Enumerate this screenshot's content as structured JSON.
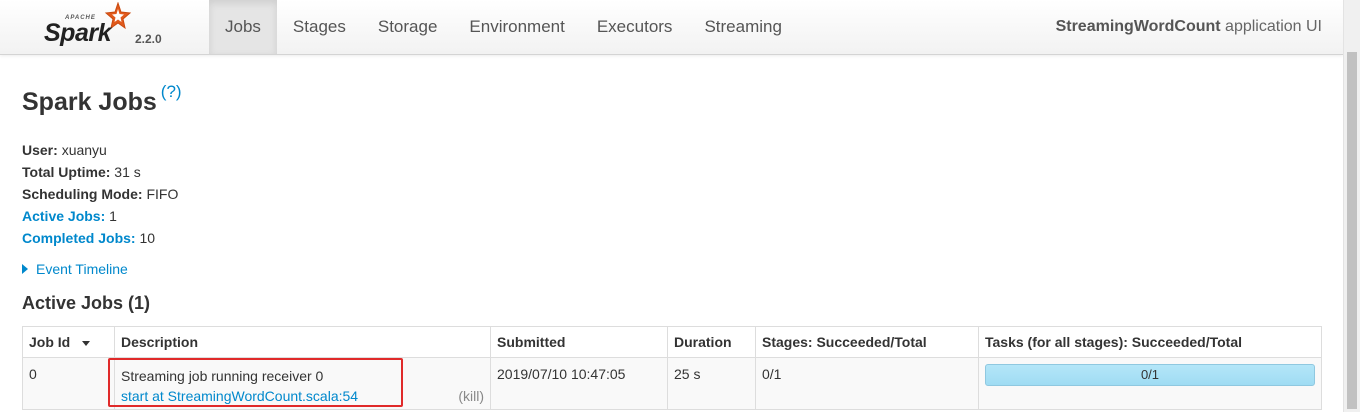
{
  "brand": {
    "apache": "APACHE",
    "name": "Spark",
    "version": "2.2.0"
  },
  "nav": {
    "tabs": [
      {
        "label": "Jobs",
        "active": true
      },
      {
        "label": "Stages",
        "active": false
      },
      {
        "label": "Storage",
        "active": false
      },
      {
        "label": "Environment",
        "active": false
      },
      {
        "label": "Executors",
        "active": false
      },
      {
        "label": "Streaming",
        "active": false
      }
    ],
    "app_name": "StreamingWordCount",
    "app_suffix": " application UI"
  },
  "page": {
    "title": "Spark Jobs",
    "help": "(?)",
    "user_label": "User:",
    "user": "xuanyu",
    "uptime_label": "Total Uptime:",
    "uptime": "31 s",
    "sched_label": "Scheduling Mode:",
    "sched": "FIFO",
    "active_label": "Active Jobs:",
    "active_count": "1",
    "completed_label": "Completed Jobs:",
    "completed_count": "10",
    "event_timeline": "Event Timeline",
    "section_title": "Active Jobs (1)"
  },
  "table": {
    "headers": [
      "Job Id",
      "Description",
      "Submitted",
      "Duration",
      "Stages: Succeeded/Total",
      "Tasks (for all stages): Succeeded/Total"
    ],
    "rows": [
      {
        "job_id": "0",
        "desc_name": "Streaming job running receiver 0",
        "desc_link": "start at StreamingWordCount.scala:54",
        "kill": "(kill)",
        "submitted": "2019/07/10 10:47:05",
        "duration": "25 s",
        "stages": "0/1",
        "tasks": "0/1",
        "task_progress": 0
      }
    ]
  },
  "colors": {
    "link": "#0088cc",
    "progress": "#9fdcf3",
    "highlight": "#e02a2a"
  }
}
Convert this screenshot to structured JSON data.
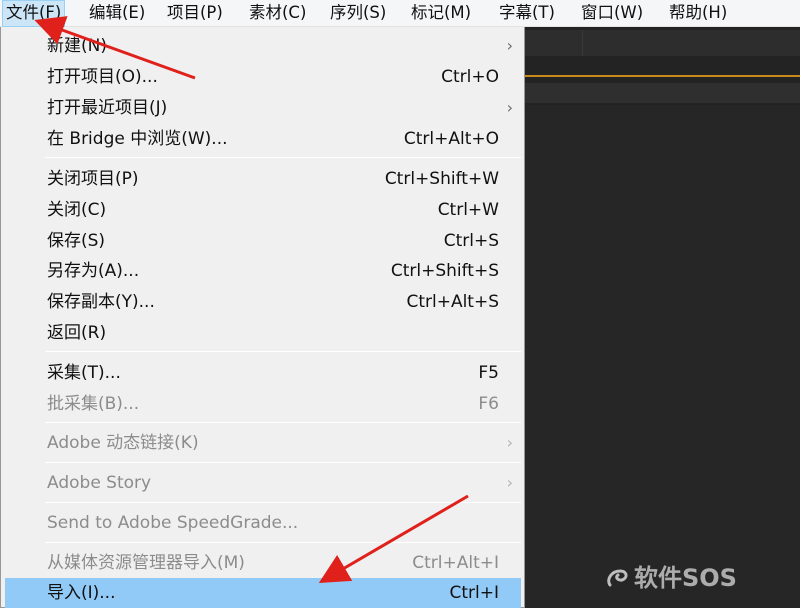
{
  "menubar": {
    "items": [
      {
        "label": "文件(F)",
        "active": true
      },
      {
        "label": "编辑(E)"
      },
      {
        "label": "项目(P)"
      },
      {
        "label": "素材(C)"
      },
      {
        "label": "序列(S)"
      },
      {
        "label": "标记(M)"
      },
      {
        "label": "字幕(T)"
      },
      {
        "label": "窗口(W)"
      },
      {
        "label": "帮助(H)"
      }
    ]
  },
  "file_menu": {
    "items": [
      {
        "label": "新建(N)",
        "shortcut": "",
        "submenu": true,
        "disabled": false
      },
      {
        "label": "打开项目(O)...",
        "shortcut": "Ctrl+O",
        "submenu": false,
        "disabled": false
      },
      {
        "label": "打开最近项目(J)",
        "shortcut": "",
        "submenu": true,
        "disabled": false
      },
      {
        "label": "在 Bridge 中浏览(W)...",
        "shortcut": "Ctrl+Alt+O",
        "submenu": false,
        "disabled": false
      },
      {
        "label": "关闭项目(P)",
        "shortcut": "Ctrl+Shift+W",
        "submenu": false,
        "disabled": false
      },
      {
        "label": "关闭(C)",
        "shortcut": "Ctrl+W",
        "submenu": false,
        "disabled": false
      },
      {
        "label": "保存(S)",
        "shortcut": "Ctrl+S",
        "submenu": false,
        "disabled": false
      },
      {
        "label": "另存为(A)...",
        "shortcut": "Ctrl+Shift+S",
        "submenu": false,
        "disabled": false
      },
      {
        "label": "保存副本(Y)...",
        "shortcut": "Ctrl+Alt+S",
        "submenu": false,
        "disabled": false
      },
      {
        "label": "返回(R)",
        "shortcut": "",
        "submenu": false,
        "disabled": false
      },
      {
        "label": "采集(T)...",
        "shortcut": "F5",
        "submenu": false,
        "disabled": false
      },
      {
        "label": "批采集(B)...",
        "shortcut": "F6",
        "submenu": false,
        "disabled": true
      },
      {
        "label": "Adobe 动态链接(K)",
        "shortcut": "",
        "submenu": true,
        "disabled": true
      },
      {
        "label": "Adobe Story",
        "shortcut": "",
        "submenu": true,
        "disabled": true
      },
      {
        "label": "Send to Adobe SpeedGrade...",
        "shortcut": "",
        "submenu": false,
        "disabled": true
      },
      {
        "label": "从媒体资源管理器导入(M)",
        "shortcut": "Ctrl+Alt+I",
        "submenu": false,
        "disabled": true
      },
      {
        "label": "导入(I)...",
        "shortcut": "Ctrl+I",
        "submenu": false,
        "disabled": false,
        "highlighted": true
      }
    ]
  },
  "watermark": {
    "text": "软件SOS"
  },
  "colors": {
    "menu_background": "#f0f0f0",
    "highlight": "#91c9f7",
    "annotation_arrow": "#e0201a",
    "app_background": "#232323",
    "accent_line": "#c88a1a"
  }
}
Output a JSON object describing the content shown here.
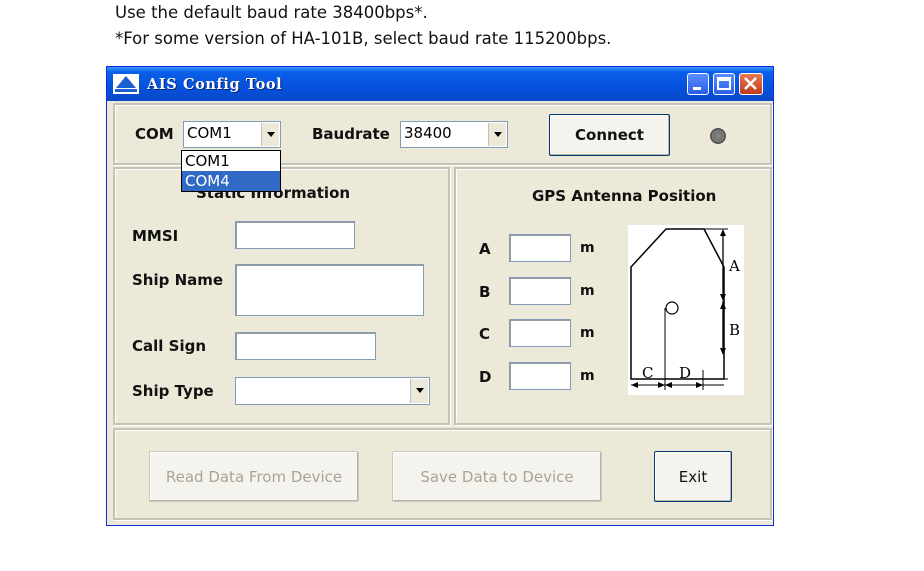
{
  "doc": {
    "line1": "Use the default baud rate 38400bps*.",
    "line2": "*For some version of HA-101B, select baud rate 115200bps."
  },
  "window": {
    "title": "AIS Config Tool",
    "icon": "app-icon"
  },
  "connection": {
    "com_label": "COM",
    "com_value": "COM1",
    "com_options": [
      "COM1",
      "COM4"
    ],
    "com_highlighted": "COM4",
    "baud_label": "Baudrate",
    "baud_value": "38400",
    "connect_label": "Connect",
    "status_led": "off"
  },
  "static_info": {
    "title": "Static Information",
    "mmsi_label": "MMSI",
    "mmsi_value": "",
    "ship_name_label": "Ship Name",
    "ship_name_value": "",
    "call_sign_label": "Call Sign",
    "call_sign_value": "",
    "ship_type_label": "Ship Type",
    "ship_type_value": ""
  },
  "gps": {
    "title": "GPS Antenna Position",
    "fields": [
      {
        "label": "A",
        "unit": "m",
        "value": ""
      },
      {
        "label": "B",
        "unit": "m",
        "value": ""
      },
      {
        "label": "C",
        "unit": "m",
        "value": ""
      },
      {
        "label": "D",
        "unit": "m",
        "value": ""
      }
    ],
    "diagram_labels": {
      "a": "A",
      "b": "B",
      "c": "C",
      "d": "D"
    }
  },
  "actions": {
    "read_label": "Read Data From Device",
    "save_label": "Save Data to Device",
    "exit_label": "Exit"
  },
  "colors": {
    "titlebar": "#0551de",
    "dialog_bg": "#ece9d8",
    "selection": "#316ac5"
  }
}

※ ※ ※

None of the pictures should appear; repeat the records exactly otherwise.

Enumerate this screenshot's content as structured JSON.
{
  "brand": {
    "apache": "APACHE",
    "name": "Spark",
    "version": "2.2.0"
  },
  "nav": {
    "tabs": [
      {
        "label": "Jobs",
        "active": true
      },
      {
        "label": "Stages",
        "active": false
      },
      {
        "label": "Storage",
        "active": false
      },
      {
        "label": "Environment",
        "active": false
      },
      {
        "label": "Executors",
        "active": false
      },
      {
        "label": "Streaming",
        "active": false
      }
    ],
    "app_name": "StreamingWordCount",
    "app_suffix": " application UI"
  },
  "page": {
    "title": "Spark Jobs",
    "help": "(?)",
    "user_label": "User:",
    "user": "xuanyu",
    "uptime_label": "Total Uptime:",
    "uptime": "31 s",
    "sched_label": "Scheduling Mode:",
    "sched": "FIFO",
    "active_label": "Active Jobs:",
    "active_count": "1",
    "completed_label": "Completed Jobs:",
    "completed_count": "10",
    "event_timeline": "Event Timeline",
    "section_title": "Active Jobs (1)"
  },
  "table": {
    "headers": [
      "Job Id",
      "Description",
      "Submitted",
      "Duration",
      "Stages: Succeeded/Total",
      "Tasks (for all stages): Succeeded/Total"
    ],
    "rows": [
      {
        "job_id": "0",
        "desc_name": "Streaming job running receiver 0",
        "desc_link": "start at StreamingWordCount.scala:54",
        "kill": "(kill)",
        "submitted": "2019/07/10 10:47:05",
        "duration": "25 s",
        "stages": "0/1",
        "tasks": "0/1",
        "task_progress": 0
      }
    ]
  },
  "colors": {
    "link": "#0088cc",
    "progress": "#9fdcf3",
    "highlight": "#e02a2a"
  }
}
Convert this screenshot to structured JSON data.
{
  "menubar": {
    "items": [
      {
        "label": "文件(F)",
        "active": true
      },
      {
        "label": "编辑(E)"
      },
      {
        "label": "项目(P)"
      },
      {
        "label": "素材(C)"
      },
      {
        "label": "序列(S)"
      },
      {
        "label": "标记(M)"
      },
      {
        "label": "字幕(T)"
      },
      {
        "label": "窗口(W)"
      },
      {
        "label": "帮助(H)"
      }
    ]
  },
  "file_menu": {
    "items": [
      {
        "label": "新建(N)",
        "shortcut": "",
        "submenu": true,
        "disabled": false
      },
      {
        "label": "打开项目(O)...",
        "shortcut": "Ctrl+O",
        "submenu": false,
        "disabled": false
      },
      {
        "label": "打开最近项目(J)",
        "shortcut": "",
        "submenu": true,
        "disabled": false
      },
      {
        "label": "在 Bridge 中浏览(W)...",
        "shortcut": "Ctrl+Alt+O",
        "submenu": false,
        "disabled": false
      },
      {
        "label": "关闭项目(P)",
        "shortcut": "Ctrl+Shift+W",
        "submenu": false,
        "disabled": false
      },
      {
        "label": "关闭(C)",
        "shortcut": "Ctrl+W",
        "submenu": false,
        "disabled": false
      },
      {
        "label": "保存(S)",
        "shortcut": "Ctrl+S",
        "submenu": false,
        "disabled": false
      },
      {
        "label": "另存为(A)...",
        "shortcut": "Ctrl+Shift+S",
        "submenu": false,
        "disabled": false
      },
      {
        "label": "保存副本(Y)...",
        "shortcut": "Ctrl+Alt+S",
        "submenu": false,
        "disabled": false
      },
      {
        "label": "返回(R)",
        "shortcut": "",
        "submenu": false,
        "disabled": false
      },
      {
        "label": "采集(T)...",
        "shortcut": "F5",
        "submenu": false,
        "disabled": false
      },
      {
        "label": "批采集(B)...",
        "shortcut": "F6",
        "submenu": false,
        "disabled": true
      },
      {
        "label": "Adobe 动态链接(K)",
        "shortcut": "",
        "submenu": true,
        "disabled": true
      },
      {
        "label": "Adobe Story",
        "shortcut": "",
        "submenu": true,
        "disabled": true
      },
      {
        "label": "Send to Adobe SpeedGrade...",
        "shortcut": "",
        "submenu": false,
        "disabled": true
      },
      {
        "label": "从媒体资源管理器导入(M)",
        "shortcut": "Ctrl+Alt+I",
        "submenu": false,
        "disabled": true
      },
      {
        "label": "导入(I)...",
        "shortcut": "Ctrl+I",
        "submenu": false,
        "disabled": false,
        "highlighted": true
      }
    ]
  },
  "watermark": {
    "text": "软件SOS"
  },
  "colors": {
    "menu_background": "#f0f0f0",
    "highlight": "#91c9f7",
    "annotation_arrow": "#e0201a",
    "app_background": "#232323",
    "accent_line": "#c88a1a"
  }
}
Output a JSON object describing the content shown here.
{
  "doc": {
    "line1": "Use the default baud rate 38400bps*.",
    "line2": "*For some version of HA-101B, select baud rate 115200bps."
  },
  "window": {
    "title": "AIS Config Tool",
    "icon": "app-icon"
  },
  "connection": {
    "com_label": "COM",
    "com_value": "COM1",
    "com_options": [
      "COM1",
      "COM4"
    ],
    "com_highlighted": "COM4",
    "baud_label": "Baudrate",
    "baud_value": "38400",
    "connect_label": "Connect",
    "status_led": "off"
  },
  "static_info": {
    "title": "Static Information",
    "mmsi_label": "MMSI",
    "mmsi_value": "",
    "ship_name_label": "Ship Name",
    "ship_name_value": "",
    "call_sign_label": "Call Sign",
    "call_sign_value": "",
    "ship_type_label": "Ship Type",
    "ship_type_value": ""
  },
  "gps": {
    "title": "GPS Antenna Position",
    "fields": [
      {
        "label": "A",
        "unit": "m",
        "value": ""
      },
      {
        "label": "B",
        "unit": "m",
        "value": ""
      },
      {
        "label": "C",
        "unit": "m",
        "value": ""
      },
      {
        "label": "D",
        "unit": "m",
        "value": ""
      }
    ],
    "diagram_labels": {
      "a": "A",
      "b": "B",
      "c": "C",
      "d": "D"
    }
  },
  "actions": {
    "read_label": "Read Data From Device",
    "save_label": "Save Data to Device",
    "exit_label": "Exit"
  },
  "colors": {
    "titlebar": "#0551de",
    "dialog_bg": "#ece9d8",
    "selection": "#316ac5"
  }
}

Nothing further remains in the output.